Given task »
The entries that follow should be written out exactly.

Raw records »
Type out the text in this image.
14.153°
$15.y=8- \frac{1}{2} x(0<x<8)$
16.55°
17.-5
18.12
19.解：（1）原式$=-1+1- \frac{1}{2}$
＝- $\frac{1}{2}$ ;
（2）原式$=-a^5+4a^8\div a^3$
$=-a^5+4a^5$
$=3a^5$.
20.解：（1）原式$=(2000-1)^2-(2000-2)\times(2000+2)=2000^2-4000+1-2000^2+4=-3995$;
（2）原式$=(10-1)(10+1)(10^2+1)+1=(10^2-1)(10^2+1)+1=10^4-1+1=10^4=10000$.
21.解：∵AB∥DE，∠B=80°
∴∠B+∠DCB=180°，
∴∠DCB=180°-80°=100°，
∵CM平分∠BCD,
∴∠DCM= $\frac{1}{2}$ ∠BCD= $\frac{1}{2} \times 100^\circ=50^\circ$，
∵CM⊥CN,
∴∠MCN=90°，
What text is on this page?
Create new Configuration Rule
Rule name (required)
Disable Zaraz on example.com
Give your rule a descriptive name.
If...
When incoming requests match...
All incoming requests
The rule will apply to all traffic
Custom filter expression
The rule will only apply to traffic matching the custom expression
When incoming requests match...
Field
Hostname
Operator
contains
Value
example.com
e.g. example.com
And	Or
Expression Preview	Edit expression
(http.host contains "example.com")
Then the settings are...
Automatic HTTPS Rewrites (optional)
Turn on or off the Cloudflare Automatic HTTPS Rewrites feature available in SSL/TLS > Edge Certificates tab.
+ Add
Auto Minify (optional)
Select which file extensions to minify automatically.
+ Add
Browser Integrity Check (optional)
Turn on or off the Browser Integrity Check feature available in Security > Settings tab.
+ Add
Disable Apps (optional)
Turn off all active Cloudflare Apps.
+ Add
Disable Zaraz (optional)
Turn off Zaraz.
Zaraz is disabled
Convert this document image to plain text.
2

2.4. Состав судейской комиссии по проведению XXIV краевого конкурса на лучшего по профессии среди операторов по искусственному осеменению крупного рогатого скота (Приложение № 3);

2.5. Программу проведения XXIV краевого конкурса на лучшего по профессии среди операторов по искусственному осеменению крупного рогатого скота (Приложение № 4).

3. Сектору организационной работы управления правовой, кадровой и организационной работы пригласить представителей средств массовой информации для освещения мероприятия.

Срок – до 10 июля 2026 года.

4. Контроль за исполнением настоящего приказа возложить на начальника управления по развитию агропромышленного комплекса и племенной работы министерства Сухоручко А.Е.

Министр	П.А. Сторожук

The reply »
Type out the text in this image.
14.153°
$15.y=8- \frac{1}{2} x(0<x<8)$
16.55°
17.-5
18.12
19.解：（1）原式$=-1+1- \frac{1}{2}$
＝- $\frac{1}{2}$ ;
（2）原式$=-a^5+4a^8\div a^3$
$=-a^5+4a^5$
$=3a^5$.
20.解：（1）原式$=(2000-1)^2-(2000-2)\times(2000+2)=2000^2-4000+1-2000^2+4=-3995$;
（2）原式$=(10-1)(10+1)(10^2+1)+1=(10^2-1)(10^2+1)+1=10^4-1+1=10^4=10000$.
21.解：∵AB∥DE，∠B=80°
∴∠B+∠DCB=180°，
∴∠DCB=180°-80°=100°，
∵CM平分∠BCD,
∴∠DCM= $\frac{1}{2}$ ∠BCD= $\frac{1}{2} \times 100^\circ=50^\circ$，
∵CM⊥CN,
∴∠MCN=90°，
What text is on this page?
Create new Configuration Rule
Rule name (required)
Disable Zaraz on example.com
Give your rule a descriptive name.
If...
When incoming requests match...
All incoming requests
The rule will apply to all traffic
Custom filter expression
The rule will only apply to traffic matching the custom expression
When incoming requests match...
Field
Hostname
Operator
contains
Value
example.com
e.g. example.com
And	Or
Expression Preview	Edit expression
(http.host contains "example.com")
Then the settings are...
Automatic HTTPS Rewrites (optional)
Turn on or off the Cloudflare Automatic HTTPS Rewrites feature available in SSL/TLS > Edge Certificates tab.
+ Add
Auto Minify (optional)
Select which file extensions to minify automatically.
+ Add
Browser Integrity Check (optional)
Turn on or off the Browser Integrity Check feature available in Security > Settings tab.
+ Add
Disable Apps (optional)
Turn off all active Cloudflare Apps.
+ Add
Disable Zaraz (optional)
Turn off Zaraz.
Zaraz is disabled
Convert this document image to plain text.
2

2.4. Состав судейской комиссии по проведению XXIV краевого конкурса на лучшего по профессии среди операторов по искусственному осеменению крупного рогатого скота (Приложение № 3);

2.5. Программу проведения XXIV краевого конкурса на лучшего по профессии среди операторов по искусственному осеменению крупного рогатого скота (Приложение № 4).

3. Сектору организационной работы управления правовой, кадровой и организационной работы пригласить представителей средств массовой информации для освещения мероприятия.

Срок – до 10 июля 2026 года.

4. Контроль за исполнением настоящего приказа возложить на начальника управления по развитию агропромышленного комплекса и племенной работы министерства Сухоручко А.Е.

Министр	П.А. Сторожук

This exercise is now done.